* **What is being asked**: State the number of lines, and only that number, in which the word "看打穿报纸的张数多少情况" appears.

* **Data for this exercise**:
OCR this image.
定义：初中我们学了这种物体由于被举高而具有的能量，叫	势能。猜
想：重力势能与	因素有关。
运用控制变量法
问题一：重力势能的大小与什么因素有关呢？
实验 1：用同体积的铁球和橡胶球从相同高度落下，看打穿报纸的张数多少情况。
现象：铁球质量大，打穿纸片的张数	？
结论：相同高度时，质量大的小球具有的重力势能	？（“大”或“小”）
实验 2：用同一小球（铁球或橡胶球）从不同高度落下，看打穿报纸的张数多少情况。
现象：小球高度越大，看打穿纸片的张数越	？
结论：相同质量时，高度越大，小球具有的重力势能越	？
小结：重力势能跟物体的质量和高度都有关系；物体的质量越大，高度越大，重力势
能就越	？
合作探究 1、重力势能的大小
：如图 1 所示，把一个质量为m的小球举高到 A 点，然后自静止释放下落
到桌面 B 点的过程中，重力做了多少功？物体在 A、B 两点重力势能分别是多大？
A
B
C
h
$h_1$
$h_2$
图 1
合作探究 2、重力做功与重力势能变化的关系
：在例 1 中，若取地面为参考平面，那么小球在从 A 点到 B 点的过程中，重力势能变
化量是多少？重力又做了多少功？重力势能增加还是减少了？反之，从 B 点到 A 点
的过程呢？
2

* **Finished answer**: 2